Collected data entries:
_ _ _ _ _
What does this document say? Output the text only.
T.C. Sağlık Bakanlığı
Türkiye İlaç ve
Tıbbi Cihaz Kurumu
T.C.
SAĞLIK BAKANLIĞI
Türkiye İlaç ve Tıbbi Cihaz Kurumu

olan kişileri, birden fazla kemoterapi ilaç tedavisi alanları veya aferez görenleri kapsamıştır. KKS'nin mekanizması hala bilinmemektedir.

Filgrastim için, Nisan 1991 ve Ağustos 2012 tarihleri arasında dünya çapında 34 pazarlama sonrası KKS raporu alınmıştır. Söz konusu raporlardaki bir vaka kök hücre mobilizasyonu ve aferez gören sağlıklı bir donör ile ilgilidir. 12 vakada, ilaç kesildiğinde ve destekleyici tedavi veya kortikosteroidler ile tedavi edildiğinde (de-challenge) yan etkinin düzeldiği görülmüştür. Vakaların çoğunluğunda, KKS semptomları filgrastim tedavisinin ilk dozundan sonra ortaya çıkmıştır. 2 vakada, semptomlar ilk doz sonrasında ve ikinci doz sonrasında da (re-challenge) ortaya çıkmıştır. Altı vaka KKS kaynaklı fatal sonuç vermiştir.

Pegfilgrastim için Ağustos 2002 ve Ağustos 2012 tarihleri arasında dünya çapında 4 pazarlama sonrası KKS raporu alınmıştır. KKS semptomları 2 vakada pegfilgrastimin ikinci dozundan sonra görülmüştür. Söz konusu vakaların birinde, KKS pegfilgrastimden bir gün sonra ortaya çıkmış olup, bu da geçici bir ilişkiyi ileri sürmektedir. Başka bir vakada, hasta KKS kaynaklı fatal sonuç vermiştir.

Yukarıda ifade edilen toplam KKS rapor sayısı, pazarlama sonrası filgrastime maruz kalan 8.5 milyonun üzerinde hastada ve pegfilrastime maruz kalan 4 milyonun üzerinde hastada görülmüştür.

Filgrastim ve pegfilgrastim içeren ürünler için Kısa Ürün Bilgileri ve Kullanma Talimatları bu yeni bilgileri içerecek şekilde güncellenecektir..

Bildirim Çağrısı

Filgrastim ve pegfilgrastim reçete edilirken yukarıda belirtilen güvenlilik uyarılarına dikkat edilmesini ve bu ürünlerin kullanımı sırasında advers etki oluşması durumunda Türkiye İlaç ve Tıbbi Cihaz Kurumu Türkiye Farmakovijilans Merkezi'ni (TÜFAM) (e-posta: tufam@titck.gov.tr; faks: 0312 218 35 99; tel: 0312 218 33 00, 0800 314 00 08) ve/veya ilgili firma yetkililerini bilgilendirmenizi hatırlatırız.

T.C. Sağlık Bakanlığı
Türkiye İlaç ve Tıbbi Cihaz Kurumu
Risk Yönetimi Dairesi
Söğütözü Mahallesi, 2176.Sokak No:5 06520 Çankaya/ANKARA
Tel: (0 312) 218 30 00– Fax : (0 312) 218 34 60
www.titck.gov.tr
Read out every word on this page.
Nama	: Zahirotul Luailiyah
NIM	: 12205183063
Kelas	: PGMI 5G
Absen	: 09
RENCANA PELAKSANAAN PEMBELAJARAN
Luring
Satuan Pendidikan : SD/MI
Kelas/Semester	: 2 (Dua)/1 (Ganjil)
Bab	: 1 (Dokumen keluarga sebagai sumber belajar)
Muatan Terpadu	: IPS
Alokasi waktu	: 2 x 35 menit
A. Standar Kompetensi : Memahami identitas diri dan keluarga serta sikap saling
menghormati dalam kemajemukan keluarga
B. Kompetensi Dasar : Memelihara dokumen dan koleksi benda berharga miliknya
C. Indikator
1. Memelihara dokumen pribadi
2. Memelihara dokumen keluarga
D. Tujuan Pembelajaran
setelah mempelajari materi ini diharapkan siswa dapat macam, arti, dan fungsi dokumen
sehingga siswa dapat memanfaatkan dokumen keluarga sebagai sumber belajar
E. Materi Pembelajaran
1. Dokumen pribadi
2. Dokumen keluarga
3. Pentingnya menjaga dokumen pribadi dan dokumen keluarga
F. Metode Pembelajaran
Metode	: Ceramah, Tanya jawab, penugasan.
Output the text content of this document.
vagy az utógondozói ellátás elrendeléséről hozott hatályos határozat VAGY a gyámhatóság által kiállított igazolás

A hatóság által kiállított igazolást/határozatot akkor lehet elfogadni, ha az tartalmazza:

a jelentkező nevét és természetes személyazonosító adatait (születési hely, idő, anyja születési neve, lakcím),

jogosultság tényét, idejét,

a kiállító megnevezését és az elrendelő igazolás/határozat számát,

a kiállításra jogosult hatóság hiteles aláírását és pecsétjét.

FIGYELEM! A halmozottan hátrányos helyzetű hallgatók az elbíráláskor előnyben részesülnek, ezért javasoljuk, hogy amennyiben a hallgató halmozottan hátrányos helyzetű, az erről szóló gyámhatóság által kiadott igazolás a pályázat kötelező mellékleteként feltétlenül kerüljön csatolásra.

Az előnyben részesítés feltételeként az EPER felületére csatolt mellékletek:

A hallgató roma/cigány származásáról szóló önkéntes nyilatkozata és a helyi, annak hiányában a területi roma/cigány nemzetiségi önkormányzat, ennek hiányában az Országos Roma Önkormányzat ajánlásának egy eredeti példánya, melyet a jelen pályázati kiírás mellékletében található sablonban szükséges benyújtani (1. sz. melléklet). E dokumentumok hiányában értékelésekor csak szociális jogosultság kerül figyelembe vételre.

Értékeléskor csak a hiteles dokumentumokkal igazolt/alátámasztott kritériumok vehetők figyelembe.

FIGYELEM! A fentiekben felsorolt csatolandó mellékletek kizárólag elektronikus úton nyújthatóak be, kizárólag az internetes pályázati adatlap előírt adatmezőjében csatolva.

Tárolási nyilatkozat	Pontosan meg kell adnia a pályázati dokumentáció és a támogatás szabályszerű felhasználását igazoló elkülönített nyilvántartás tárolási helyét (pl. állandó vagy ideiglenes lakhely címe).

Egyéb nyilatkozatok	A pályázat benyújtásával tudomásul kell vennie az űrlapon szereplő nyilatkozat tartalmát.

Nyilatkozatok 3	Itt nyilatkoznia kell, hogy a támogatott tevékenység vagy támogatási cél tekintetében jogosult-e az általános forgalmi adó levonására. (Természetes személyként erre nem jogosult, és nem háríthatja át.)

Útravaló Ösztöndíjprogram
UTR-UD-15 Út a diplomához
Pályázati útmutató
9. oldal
_ _ _ _ _
Set problem: From the material above, count the lines that include "előnyben" and give only the total.

Output for this task: 2